**Exercise task**
Return every line below as is, leaving out the pictures.

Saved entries
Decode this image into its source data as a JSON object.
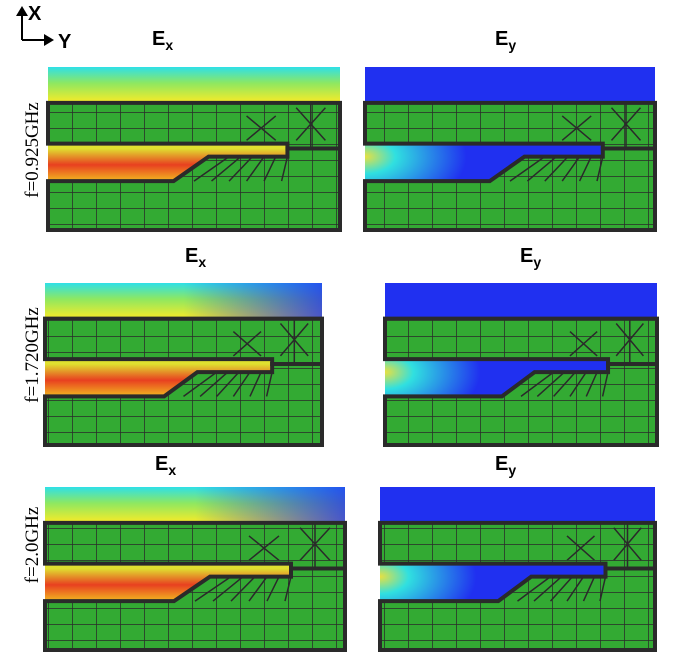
{
  "axes": {
    "x": "X",
    "y": "Y"
  },
  "rows": [
    {
      "frequency": "f=0.925GHz",
      "panels": [
        {
          "main": "E",
          "sub": "x"
        },
        {
          "main": "E",
          "sub": "y"
        }
      ]
    },
    {
      "frequency": "f=1.720GHz",
      "panels": [
        {
          "main": "E",
          "sub": "x"
        },
        {
          "main": "E",
          "sub": "y"
        }
      ]
    },
    {
      "frequency": "f=2.0GHz",
      "panels": [
        {
          "main": "E",
          "sub": "x"
        },
        {
          "main": "E",
          "sub": "y"
        }
      ]
    }
  ]
}
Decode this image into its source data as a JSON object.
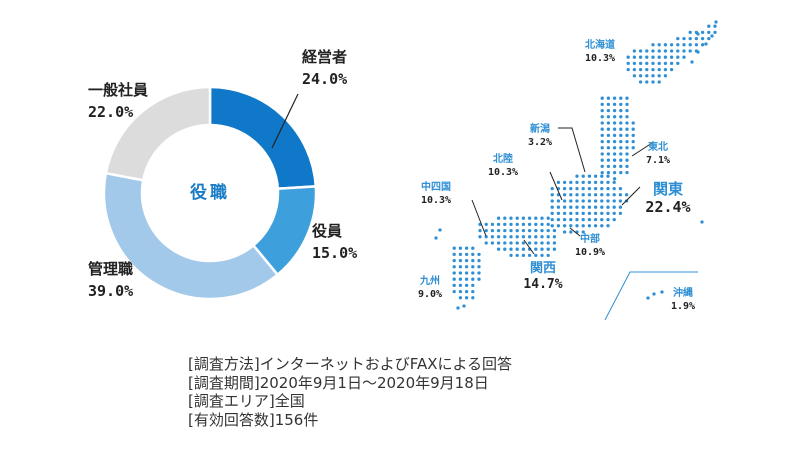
{
  "chart_data": [
    {
      "type": "pie",
      "variant": "donut",
      "title": "役職",
      "slices": [
        {
          "label": "経営者",
          "value": 24.0,
          "value_label": "24.0%",
          "color": "#1078c8"
        },
        {
          "label": "役員",
          "value": 15.0,
          "value_label": "15.0%",
          "color": "#3d9fdc"
        },
        {
          "label": "管理職",
          "value": 39.0,
          "value_label": "39.0%",
          "color": "#a3c9ea"
        },
        {
          "label": "一般社員",
          "value": 22.0,
          "value_label": "22.0%",
          "color": "#dcdcdc"
        }
      ],
      "title_color": "#1a7cc4"
    },
    {
      "type": "map",
      "regions": [
        {
          "name": "北海道",
          "value": 10.3,
          "value_label": "10.3%",
          "emphasis": false
        },
        {
          "name": "東北",
          "value": 7.1,
          "value_label": "7.1%",
          "emphasis": false
        },
        {
          "name": "関東",
          "value": 22.4,
          "value_label": "22.4%",
          "emphasis": true
        },
        {
          "name": "新潟",
          "value": 3.2,
          "value_label": "3.2%",
          "emphasis": false
        },
        {
          "name": "北陸",
          "value": 10.3,
          "value_label": "10.3%",
          "emphasis": false
        },
        {
          "name": "中部",
          "value": 10.9,
          "value_label": "10.9%",
          "emphasis": false
        },
        {
          "name": "関西",
          "value": 14.7,
          "value_label": "14.7%",
          "emphasis": true
        },
        {
          "name": "中四国",
          "value": 10.3,
          "value_label": "10.3%",
          "emphasis": false
        },
        {
          "name": "九州",
          "value": 9.0,
          "value_label": "9.0%",
          "emphasis": false
        },
        {
          "name": "沖縄",
          "value": 1.9,
          "value_label": "1.9%",
          "emphasis": false
        }
      ],
      "dot_color": "#2f8fd4",
      "region_label_color": "#2f8fd4"
    }
  ],
  "notes": [
    "[調査方法]インターネットおよびFAXによる回答",
    "[調査期間]2020年9月1日～2020年9月18日",
    "[調査エリア]全国",
    "[有効回答数]156件"
  ]
}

**Answer to the task**
Decode this image into its source data as a JSON object.
{
  "axes": {
    "x": "X",
    "y": "Y"
  },
  "rows": [
    {
      "frequency": "f=0.925GHz",
      "panels": [
        {
          "main": "E",
          "sub": "x"
        },
        {
          "main": "E",
          "sub": "y"
        }
      ]
    },
    {
      "frequency": "f=1.720GHz",
      "panels": [
        {
          "main": "E",
          "sub": "x"
        },
        {
          "main": "E",
          "sub": "y"
        }
      ]
    },
    {
      "frequency": "f=2.0GHz",
      "panels": [
        {
          "main": "E",
          "sub": "x"
        },
        {
          "main": "E",
          "sub": "y"
        }
      ]
    }
  ]
}
Decode this image into its source data as a JSON object.
{
  "chart_data": [
    {
      "type": "pie",
      "variant": "donut",
      "title": "役職",
      "slices": [
        {
          "label": "経営者",
          "value": 24.0,
          "value_label": "24.0%",
          "color": "#1078c8"
        },
        {
          "label": "役員",
          "value": 15.0,
          "value_label": "15.0%",
          "color": "#3d9fdc"
        },
        {
          "label": "管理職",
          "value": 39.0,
          "value_label": "39.0%",
          "color": "#a3c9ea"
        },
        {
          "label": "一般社員",
          "value": 22.0,
          "value_label": "22.0%",
          "color": "#dcdcdc"
        }
      ],
      "title_color": "#1a7cc4"
    },
    {
      "type": "map",
      "regions": [
        {
          "name": "北海道",
          "value": 10.3,
          "value_label": "10.3%",
          "emphasis": false
        },
        {
          "name": "東北",
          "value": 7.1,
          "value_label": "7.1%",
          "emphasis": false
        },
        {
          "name": "関東",
          "value": 22.4,
          "value_label": "22.4%",
          "emphasis": true
        },
        {
          "name": "新潟",
          "value": 3.2,
          "value_label": "3.2%",
          "emphasis": false
        },
        {
          "name": "北陸",
          "value": 10.3,
          "value_label": "10.3%",
          "emphasis": false
        },
        {
          "name": "中部",
          "value": 10.9,
          "value_label": "10.9%",
          "emphasis": false
        },
        {
          "name": "関西",
          "value": 14.7,
          "value_label": "14.7%",
          "emphasis": true
        },
        {
          "name": "中四国",
          "value": 10.3,
          "value_label": "10.3%",
          "emphasis": false
        },
        {
          "name": "九州",
          "value": 9.0,
          "value_label": "9.0%",
          "emphasis": false
        },
        {
          "name": "沖縄",
          "value": 1.9,
          "value_label": "1.9%",
          "emphasis": false
        }
      ],
      "dot_color": "#2f8fd4",
      "region_label_color": "#2f8fd4"
    }
  ],
  "notes": [
    "[調査方法]インターネットおよびFAXによる回答",
    "[調査期間]2020年9月1日～2020年9月18日",
    "[調査エリア]全国",
    "[有効回答数]156件"
  ]
}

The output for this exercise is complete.